• _DO THIS_:
Reproduce the listing exactly, with no pictures in your copy.

• _GIVEN DATA_:
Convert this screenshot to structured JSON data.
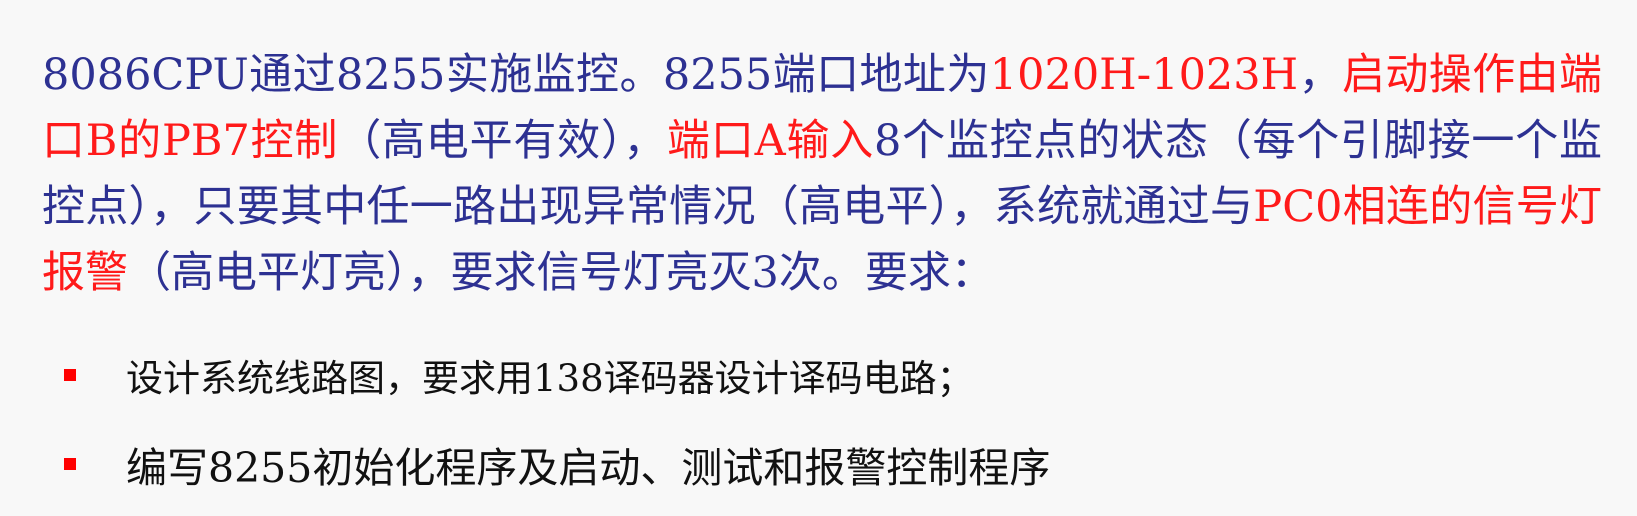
{
  "problem": {
    "segments": [
      {
        "text": "8086CPU通过8255实施监控。8255端口地址为",
        "highlight": false
      },
      {
        "text": "1020H-1023H",
        "highlight": true
      },
      {
        "text": "，",
        "highlight": false
      },
      {
        "text": "启动操作由端口B的PB7控制",
        "highlight": true
      },
      {
        "text": "（高电平有效），",
        "highlight": false
      },
      {
        "text": "端口A输入",
        "highlight": true
      },
      {
        "text": "8个监控点的状态（每个引脚接一个监控点），只要其中任一路出现异常情况（高电平），系统就通过与",
        "highlight": false
      },
      {
        "text": "PC0相连的信号灯报警",
        "highlight": true
      },
      {
        "text": "（高电平灯亮），要求信号灯亮灭3次。要求：",
        "highlight": false
      }
    ]
  },
  "requirements": [
    "设计系统线路图，要求用138译码器设计译码电路；",
    "编写8255初始化程序及启动、测试和报警控制程序"
  ],
  "colors": {
    "body_text": "#2d3192",
    "highlight": "#ff1a1a",
    "bullet_marker": "#ff0000",
    "bullet_text": "#111111",
    "background": "#f8f8f8"
  }
}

• _OUTPUT OF THE TASK_:
Convert this screenshot to structured JSON data.
{
  "problem": {
    "segments": [
      {
        "text": "8086CPU通过8255实施监控。8255端口地址为",
        "highlight": false
      },
      {
        "text": "1020H-1023H",
        "highlight": true
      },
      {
        "text": "，",
        "highlight": false
      },
      {
        "text": "启动操作由端口B的PB7控制",
        "highlight": true
      },
      {
        "text": "（高电平有效），",
        "highlight": false
      },
      {
        "text": "端口A输入",
        "highlight": true
      },
      {
        "text": "8个监控点的状态（每个引脚接一个监控点），只要其中任一路出现异常情况（高电平），系统就通过与",
        "highlight": false
      },
      {
        "text": "PC0相连的信号灯报警",
        "highlight": true
      },
      {
        "text": "（高电平灯亮），要求信号灯亮灭3次。要求：",
        "highlight": false
      }
    ]
  },
  "requirements": [
    "设计系统线路图，要求用138译码器设计译码电路；",
    "编写8255初始化程序及启动、测试和报警控制程序"
  ],
  "colors": {
    "body_text": "#2d3192",
    "highlight": "#ff1a1a",
    "bullet_marker": "#ff0000",
    "bullet_text": "#111111",
    "background": "#f8f8f8"
  }
}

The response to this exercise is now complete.